### ITEMS
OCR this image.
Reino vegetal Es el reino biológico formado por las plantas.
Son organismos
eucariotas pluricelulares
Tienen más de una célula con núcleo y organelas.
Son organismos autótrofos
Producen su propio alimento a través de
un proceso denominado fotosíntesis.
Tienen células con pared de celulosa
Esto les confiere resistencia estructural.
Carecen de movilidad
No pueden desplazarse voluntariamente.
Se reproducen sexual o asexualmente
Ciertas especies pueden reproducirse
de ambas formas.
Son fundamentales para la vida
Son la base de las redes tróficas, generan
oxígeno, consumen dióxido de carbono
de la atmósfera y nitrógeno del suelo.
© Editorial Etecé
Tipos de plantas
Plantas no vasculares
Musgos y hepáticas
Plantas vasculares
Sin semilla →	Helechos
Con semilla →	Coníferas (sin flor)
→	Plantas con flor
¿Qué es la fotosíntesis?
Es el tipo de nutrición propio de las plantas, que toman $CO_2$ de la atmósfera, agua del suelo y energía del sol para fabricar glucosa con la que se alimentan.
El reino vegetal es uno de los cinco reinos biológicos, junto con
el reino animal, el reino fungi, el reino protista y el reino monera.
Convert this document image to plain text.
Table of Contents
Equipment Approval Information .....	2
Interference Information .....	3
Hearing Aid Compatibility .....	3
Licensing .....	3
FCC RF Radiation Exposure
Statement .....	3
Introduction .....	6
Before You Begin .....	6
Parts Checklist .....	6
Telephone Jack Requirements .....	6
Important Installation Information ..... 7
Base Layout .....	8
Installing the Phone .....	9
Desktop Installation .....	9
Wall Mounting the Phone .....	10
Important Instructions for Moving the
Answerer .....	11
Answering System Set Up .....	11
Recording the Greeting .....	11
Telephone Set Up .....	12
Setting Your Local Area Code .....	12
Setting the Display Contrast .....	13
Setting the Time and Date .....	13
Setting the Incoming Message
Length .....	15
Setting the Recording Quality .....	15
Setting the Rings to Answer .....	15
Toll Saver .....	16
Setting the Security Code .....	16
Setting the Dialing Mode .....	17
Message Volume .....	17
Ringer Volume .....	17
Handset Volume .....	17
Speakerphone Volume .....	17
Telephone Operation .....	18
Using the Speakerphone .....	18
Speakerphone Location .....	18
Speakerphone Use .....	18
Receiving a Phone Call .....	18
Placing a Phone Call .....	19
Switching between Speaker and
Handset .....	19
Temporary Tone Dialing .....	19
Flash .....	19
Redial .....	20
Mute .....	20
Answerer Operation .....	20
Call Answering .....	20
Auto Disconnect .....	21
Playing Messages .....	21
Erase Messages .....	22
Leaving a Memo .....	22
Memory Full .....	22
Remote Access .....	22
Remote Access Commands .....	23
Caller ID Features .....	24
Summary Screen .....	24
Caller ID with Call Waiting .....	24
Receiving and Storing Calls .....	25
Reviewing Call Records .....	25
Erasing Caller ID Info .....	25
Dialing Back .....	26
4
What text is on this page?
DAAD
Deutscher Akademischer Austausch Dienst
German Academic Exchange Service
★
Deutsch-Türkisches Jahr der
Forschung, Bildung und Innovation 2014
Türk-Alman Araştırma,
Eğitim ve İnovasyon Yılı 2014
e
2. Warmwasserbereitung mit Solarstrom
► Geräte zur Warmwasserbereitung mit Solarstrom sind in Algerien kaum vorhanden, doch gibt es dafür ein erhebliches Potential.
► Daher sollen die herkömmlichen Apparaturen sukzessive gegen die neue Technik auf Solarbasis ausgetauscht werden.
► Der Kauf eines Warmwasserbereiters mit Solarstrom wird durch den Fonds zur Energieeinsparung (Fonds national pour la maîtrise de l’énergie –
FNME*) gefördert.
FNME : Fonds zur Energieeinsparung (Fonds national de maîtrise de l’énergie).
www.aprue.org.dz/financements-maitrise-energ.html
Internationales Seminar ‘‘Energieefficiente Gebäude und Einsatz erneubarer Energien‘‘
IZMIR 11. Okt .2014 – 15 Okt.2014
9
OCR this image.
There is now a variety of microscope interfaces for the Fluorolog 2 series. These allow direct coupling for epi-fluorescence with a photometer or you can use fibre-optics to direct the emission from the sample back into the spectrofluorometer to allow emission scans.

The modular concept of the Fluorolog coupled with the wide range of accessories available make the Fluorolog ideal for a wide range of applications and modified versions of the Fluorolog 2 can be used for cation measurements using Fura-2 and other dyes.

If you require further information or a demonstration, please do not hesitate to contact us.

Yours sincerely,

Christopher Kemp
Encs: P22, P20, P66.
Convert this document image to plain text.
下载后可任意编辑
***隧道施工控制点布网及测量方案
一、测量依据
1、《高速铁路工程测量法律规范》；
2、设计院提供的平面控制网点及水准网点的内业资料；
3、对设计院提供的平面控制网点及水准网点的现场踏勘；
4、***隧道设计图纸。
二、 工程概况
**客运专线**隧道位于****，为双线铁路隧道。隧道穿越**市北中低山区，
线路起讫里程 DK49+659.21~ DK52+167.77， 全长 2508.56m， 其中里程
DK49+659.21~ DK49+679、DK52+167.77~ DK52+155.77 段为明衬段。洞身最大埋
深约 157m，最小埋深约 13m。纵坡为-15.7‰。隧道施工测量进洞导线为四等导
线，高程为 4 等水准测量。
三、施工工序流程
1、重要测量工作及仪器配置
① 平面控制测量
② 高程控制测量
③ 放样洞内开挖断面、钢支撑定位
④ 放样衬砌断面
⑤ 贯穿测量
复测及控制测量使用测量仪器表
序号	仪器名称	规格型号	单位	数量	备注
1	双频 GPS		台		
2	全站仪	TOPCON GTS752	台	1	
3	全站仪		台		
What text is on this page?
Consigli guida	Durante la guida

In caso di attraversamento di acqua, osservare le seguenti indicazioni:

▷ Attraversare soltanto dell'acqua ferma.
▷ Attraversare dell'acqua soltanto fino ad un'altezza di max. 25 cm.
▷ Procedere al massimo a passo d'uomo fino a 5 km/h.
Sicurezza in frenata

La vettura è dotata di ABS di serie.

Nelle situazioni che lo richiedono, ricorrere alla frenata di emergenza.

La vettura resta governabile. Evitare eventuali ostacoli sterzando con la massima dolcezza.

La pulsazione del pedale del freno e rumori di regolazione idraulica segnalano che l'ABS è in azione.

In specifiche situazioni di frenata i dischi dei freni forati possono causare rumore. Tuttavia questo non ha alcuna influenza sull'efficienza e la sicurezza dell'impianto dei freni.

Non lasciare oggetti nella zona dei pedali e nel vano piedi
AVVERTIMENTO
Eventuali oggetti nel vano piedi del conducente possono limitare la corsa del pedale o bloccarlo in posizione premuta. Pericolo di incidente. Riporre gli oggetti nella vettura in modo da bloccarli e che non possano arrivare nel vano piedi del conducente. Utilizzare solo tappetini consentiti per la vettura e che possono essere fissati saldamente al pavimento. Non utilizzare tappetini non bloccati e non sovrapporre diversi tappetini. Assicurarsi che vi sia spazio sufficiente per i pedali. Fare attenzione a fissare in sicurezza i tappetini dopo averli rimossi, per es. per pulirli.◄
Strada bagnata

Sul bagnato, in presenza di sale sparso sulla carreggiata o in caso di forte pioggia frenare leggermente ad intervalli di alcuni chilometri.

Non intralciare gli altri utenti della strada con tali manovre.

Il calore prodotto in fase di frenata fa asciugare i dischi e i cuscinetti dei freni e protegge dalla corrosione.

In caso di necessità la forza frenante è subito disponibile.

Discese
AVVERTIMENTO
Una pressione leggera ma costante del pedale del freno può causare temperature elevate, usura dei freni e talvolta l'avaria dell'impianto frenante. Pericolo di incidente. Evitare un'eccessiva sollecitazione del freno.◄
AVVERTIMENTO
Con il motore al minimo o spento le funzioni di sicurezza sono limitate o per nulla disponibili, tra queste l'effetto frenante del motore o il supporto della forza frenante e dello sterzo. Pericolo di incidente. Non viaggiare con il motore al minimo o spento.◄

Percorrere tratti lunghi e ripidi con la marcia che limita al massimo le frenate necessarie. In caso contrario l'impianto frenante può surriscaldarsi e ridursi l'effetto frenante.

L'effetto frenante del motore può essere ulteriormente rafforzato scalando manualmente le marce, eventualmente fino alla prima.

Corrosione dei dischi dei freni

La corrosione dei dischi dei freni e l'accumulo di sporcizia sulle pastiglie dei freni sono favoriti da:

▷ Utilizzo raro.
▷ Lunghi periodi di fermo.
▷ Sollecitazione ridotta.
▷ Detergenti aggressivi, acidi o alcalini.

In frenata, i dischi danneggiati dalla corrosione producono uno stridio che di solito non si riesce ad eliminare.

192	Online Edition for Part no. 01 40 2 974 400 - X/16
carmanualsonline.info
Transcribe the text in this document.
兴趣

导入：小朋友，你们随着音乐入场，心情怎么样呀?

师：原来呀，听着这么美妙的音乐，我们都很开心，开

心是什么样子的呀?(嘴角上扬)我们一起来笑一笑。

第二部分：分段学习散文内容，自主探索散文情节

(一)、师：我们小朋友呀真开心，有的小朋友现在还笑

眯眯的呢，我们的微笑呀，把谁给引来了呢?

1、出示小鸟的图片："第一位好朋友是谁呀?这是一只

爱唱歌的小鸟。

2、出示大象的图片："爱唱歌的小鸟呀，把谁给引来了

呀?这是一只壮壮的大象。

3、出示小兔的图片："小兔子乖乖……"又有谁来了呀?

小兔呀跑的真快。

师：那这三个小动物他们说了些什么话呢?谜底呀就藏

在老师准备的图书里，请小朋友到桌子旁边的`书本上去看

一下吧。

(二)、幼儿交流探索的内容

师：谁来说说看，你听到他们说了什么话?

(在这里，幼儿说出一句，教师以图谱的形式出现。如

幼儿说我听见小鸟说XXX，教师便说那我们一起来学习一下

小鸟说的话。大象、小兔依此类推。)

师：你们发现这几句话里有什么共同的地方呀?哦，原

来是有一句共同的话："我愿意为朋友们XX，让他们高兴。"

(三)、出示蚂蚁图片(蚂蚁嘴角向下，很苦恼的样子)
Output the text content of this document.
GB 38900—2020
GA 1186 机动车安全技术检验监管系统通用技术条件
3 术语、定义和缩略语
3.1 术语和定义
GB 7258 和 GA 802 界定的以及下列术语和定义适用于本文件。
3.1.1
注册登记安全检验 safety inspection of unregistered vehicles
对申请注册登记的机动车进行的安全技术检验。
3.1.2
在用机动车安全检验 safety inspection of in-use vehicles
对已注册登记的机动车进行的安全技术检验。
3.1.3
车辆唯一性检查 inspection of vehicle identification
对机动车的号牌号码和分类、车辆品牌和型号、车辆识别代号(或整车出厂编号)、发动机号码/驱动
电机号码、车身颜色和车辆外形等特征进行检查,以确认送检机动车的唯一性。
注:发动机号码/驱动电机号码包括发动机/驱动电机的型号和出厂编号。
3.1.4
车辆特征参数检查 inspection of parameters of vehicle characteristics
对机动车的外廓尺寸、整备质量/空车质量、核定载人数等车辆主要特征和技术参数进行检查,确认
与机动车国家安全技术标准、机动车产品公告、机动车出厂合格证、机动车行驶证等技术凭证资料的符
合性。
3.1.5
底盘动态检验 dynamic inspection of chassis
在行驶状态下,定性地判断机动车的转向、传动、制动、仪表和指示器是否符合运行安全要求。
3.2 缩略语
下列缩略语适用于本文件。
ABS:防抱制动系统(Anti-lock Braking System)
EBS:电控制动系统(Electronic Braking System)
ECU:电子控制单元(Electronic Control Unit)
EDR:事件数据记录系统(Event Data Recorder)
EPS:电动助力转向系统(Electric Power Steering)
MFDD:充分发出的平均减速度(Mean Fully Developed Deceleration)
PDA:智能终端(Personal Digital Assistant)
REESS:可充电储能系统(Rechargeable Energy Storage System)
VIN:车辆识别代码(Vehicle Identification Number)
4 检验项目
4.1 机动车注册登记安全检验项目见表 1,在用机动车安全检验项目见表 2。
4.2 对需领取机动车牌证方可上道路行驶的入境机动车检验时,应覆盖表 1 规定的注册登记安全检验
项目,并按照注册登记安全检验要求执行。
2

### PROBLEM
In the material above, show every line where the word "System" turns up.

### RESULT OF THIS EXERCISE
Answering System Set Up .....	11
ABS:防抱制动系统(Anti-lock Braking System)
EBS:电控制动系统(Electronic Braking System)
REESS:可充电储能系统(Rechargeable Energy Storage System)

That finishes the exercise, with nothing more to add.